• Required work: Copy every line, leaving nothing out and adding nothing.

*** Raw data ***

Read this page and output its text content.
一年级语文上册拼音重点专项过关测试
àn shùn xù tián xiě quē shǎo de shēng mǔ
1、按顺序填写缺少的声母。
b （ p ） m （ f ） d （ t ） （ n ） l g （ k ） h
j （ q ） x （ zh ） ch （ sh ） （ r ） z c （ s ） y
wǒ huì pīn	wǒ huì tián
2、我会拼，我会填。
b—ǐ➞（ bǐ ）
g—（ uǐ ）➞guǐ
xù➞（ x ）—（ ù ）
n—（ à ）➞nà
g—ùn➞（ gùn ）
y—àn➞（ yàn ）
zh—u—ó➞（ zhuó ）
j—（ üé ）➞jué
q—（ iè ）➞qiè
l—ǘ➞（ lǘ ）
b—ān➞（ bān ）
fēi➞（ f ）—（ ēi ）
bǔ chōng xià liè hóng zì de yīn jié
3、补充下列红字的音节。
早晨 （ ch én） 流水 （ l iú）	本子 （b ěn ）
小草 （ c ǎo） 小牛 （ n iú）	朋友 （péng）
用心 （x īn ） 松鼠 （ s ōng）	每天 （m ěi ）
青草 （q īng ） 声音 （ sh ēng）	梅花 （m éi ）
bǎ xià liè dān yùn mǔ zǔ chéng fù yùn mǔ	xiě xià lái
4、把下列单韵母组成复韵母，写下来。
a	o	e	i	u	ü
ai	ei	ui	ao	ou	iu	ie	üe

***

• Complete response:
Read this page and output its text content.
一年级语文上册拼音重点专项过关测试
àn shùn xù tián xiě quē shǎo de shēng mǔ
1、按顺序填写缺少的声母。
b （ p ） m （ f ） d （ t ） （ n ） l g （ k ） h
j （ q ） x （ zh ） ch （ sh ） （ r ） z c （ s ） y
wǒ huì pīn	wǒ huì tián
2、我会拼，我会填。
b—ǐ➞（ bǐ ）
g—（ uǐ ）➞guǐ
xù➞（ x ）—（ ù ）
n—（ à ）➞nà
g—ùn➞（ gùn ）
y—àn➞（ yàn ）
zh—u—ó➞（ zhuó ）
j—（ üé ）➞jué
q—（ iè ）➞qiè
l—ǘ➞（ lǘ ）
b—ān➞（ bān ）
fēi➞（ f ）—（ ēi ）
bǔ chōng xià liè hóng zì de yīn jié
3、补充下列红字的音节。
早晨 （ ch én） 流水 （ l iú）	本子 （b ěn ）
小草 （ c ǎo） 小牛 （ n iú）	朋友 （péng）
用心 （x īn ） 松鼠 （ s ōng）	每天 （m ěi ）
青草 （q īng ） 声音 （ sh ēng）	梅花 （m éi ）
bǎ xià liè dān yùn mǔ zǔ chéng fù yùn mǔ	xiě xià lái
4、把下列单韵母组成复韵母，写下来。
a	o	e	i	u	ü
ai	ei	ui	ao	ou	iu	ie	üe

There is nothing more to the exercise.